Written instruction 1
Copy the lines of the records from the line with "marker [471, 243, 486, 257]" to the line with "series [124, 196, 1066, 273]", including both of those lines.
Written instruction 2
Continue the text on selective prediction for knowledge tracing models from the point where it ends.
---- Text block
Research on Knowledge Tracing (KT) models traditionally focuses on improving predictive accuracy. However, responsible real-world deployment requires models to know when to defer uncertain predictions to a human teacher. We introduce an intrinsic selective prediction layer for existing KT models using Monte Carlo Dropout (MC-Dropout) to quantify uncertainty. We evaluate this approach across three architectures (DKT, SAKT, and AKT) using the Eedi mathematics dataset. Abstaining on the 20\% most uncertain predictions lifts accuracy by 2.3 to 3.0 percentage points, AUC by 1.9 to 2.4 percentage points and F1 by 1.4 to 4.3 percentage points without any retraining. This abstention strategy is highly targeted: the deferred set exhibits 1.45 to 1.60 times the error rate of the kept set. Furthermore, this targeting holds within every question-difficulty quartile and remains fair across student-ability levels. Importantly, MC-Dropout variance gives roughly five times the AUC lift of a calibrated two-parameter logistic (2PL) Item Response Theory (IRT) baseline as a selective-prediction signal. A variance decomposition of the model's epistemic uncertainty (BALD) reveals that the entire classical psychometric stack, comprising question difficulty, student ability, IRT-style outcome ambiguity, and historical curriculum coverage, explains less than 4\% of the signal under linear modeling and at most 23\% even with a non-linear regressor. This leaves 77\% to 90\% as architecture-specific epistemic content that MC-Dropout surfaces and simpler proxies cannot recover. Selective prediction with model-native epistemic uncertainty is therefore a necessary component of responsible KT deployment, complementary to subgroup-fairness audits and downstream classroom evaluation rather than a substitute for them.

Editorial analysis

A structured set of objections, weighed in public.

Desk editor's note, referee report, simulated authors' rebuttal, and a circularity audit. Tearing a paper down is the easy half of reading it; the pith above is the substance, this is the friction.

Referee Report

3 major / 2 minor

Summary. The paper introduces an intrinsic selective-prediction mechanism for Knowledge Tracing (KT) models by applying Monte Carlo Dropout to estimate epistemic uncertainty in DKT, SAKT, and AKT architectures. On the Eedi mathematics dataset, abstaining on the top 20% most uncertain predictions yields accuracy gains of 2.3–3.0 pp, AUC gains of 1.9–2.4 pp, and F1 gains of 1.4–4.3 pp. The deferred predictions exhibit 1.45–1.60× higher error rates than retained ones, with the pattern holding across difficulty quartiles and student-ability levels. A BALD variance decomposition shows that a psychometric feature stack (question difficulty, student ability, IRT ambiguity, curriculum coverage) explains at most 23% of the uncertainty signal, leaving 77–90% as architecture-specific content; MC-Dropout uncertainty also delivers roughly 5× the AUC lift of a calibrated 2PL IRT baseline for selective prediction.

Significance. If the MC-Dropout procedure reliably isolates epistemic uncertainty, the work demonstrates that standard KT architectures contain substantial model-native uncertainty not recoverable from classical psychometric proxies. The targeted abstention results, cross-architecture consistency, and within-subgroup fairness checks provide concrete evidence that selective prediction can improve deployment safety without retraining. The explicit comparison to 2PL IRT and the low explanatory power of the psychometric regressors are strengths that make the necessity argument falsifiable and reproducible in principle.
--------
---- Dataset records
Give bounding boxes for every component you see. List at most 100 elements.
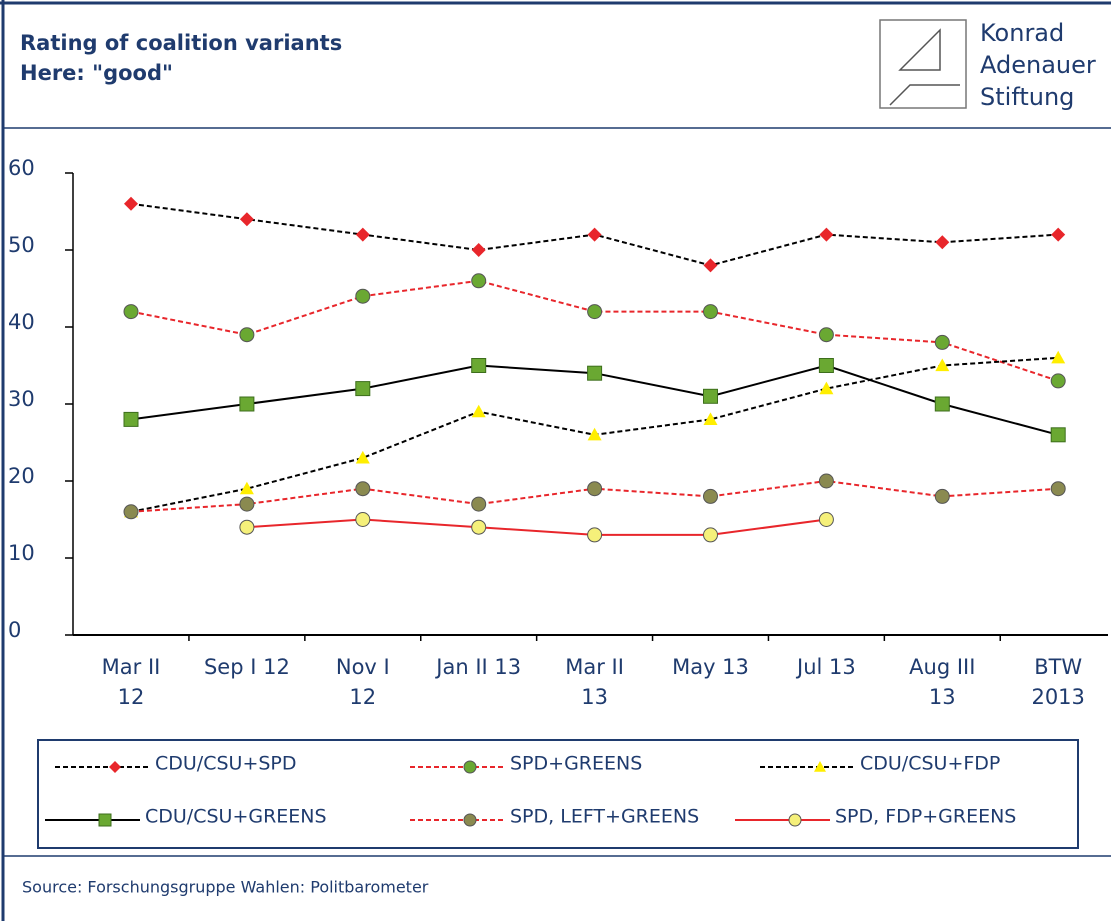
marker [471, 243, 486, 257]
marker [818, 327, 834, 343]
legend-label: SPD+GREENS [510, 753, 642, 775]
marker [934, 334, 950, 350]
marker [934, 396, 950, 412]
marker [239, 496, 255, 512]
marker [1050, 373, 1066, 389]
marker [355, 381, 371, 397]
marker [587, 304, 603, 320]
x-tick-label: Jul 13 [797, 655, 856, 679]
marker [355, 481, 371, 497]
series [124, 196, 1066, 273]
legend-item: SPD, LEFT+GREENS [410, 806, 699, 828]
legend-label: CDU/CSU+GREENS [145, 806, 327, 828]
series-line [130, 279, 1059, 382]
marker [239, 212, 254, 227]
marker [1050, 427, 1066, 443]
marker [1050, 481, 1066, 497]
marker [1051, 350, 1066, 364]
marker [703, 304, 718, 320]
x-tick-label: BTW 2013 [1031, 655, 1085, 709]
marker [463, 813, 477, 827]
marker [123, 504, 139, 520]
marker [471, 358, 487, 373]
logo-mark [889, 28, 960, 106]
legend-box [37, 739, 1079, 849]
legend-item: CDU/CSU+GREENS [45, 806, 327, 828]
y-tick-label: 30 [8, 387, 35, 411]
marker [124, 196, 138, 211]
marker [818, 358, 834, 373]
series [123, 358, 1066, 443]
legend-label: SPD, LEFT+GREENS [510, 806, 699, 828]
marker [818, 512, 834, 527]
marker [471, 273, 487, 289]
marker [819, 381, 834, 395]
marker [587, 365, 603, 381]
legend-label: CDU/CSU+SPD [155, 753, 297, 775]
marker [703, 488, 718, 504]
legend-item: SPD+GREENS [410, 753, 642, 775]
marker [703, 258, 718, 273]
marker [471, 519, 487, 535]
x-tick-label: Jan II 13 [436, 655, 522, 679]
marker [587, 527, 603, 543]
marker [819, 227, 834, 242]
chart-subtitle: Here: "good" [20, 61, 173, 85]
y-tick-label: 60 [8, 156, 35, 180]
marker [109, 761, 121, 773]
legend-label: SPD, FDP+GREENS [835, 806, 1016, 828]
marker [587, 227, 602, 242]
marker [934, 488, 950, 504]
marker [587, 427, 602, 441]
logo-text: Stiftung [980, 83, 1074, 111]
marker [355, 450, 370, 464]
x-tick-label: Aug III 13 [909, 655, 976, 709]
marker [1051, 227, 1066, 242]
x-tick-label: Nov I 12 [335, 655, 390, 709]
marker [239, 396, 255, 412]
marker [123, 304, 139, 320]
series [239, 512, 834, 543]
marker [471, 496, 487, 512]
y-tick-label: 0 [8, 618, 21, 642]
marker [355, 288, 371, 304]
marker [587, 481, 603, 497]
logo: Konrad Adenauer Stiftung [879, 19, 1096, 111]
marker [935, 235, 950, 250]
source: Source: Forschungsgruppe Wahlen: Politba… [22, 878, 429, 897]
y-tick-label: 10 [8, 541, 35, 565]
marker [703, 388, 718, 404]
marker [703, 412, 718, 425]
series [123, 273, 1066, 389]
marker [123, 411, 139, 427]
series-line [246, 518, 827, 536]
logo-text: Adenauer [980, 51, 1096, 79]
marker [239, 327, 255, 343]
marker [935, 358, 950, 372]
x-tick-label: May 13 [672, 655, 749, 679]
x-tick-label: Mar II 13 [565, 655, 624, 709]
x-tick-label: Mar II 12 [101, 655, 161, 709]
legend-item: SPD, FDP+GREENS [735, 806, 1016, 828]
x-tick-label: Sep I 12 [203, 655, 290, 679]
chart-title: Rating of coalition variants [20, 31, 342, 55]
--------
Task answer 1
marker [471, 243, 486, 257]
marker [818, 327, 834, 343]
legend-label: SPD+GREENS [510, 753, 642, 775]
marker [934, 334, 950, 350]
marker [934, 396, 950, 412]
marker [239, 496, 255, 512]
marker [1050, 373, 1066, 389]
marker [355, 381, 371, 397]
marker [587, 304, 603, 320]
x-tick-label: Jul 13 [797, 655, 856, 679]
marker [355, 481, 371, 497]
series [124, 196, 1066, 273]

Task answer 2
major comments (3)
  1. [§3] §3 (Method), MC-Dropout implementation: the description does not state the number of Monte Carlo samples, the dropout probability, or the precise layers at which dropout is inserted (particularly the recurrent connections in DKT). Because the central claim that 77–90% of the uncertainty is architecture-specific epistemic content rests on BALD variance being a faithful epistemic signal, these missing parameters are load-bearing for both the decomposition and the reported selective-prediction lifts.
  2. [Results] Results section (performance tables and IRT comparison): the accuracy, AUC, and F1 improvements and the claimed 5× AUC advantage over 2PL IRT are reported without error bars, bootstrap intervals, or statistical significance tests. Given that the necessity argument for model-native uncertainty depends on these gains being reliable and larger than the IRT baseline, the absence of uncertainty quantification weakens the strength of the empirical support.
  3. [Results] Variance decomposition paragraph: the linear and non-linear regressors are said to use “question difficulty, student ability, IRT-style outcome ambiguity, and historical curriculum coverage,” yet the exact feature definitions, how IRT parameters are estimated on the same data, and the non-linear model architecture are not specified. If the feature set is incomplete or collinear with the KT inputs, the reported 77–90% unexplained variance could be inflated, directly affecting the claim that simpler proxies cannot recover the signal.
minor comments (2)
  1. [Abstract] Abstract and §4: the 20% abstention threshold is presented as fixed; a brief sensitivity analysis or justification for this operating point would clarify robustness.
  2. [§4] The manuscript states that the approach requires “no retraining,” which is a practical strength; confirming that no auxiliary fine-tuning or calibration was performed on the uncertainty head would remove any ambiguity.

Simulated Author's Rebuttal

3 responses · 0 unresolved

We thank the referee for the constructive and detailed feedback. We address each major comment below and will revise the manuscript accordingly to improve clarity, reproducibility, and empirical rigor.

read point-by-point responses

  1. Referee: [§3] §3 (Method), MC-Dropout implementation: the description does not state the number of Monte Carlo samples, the dropout probability, or the precise layers at which dropout is inserted (particularly the recurrent connections in DKT). Because the central claim that 77–90% of the uncertainty is architecture-specific epistemic content rests on BALD variance being a faithful epistemic signal, these missing parameters are load-bearing for both the decomposition and the reported selective-prediction lifts.

    Authors: We agree that these implementation details are necessary for full reproducibility and to substantiate the epistemic interpretation of the BALD signal. In the revised manuscript we will add the missing specifications: 10 Monte Carlo forward passes, a dropout probability of 0.1, and explicit layer placement (including dropout on the recurrent connections of DKT as well as the corresponding layers in SAKT and AKT). revision: yes

  2. Referee: [Results] Results section (performance tables and IRT comparison): the accuracy, AUC, and F1 improvements and the claimed 5× AUC advantage over 2PL IRT are reported without error bars, bootstrap intervals, or statistical significance tests. Given that the necessity argument for model-native uncertainty depends on these gains being reliable and larger than the IRT baseline, the absence of uncertainty quantification weakens the strength of the empirical support.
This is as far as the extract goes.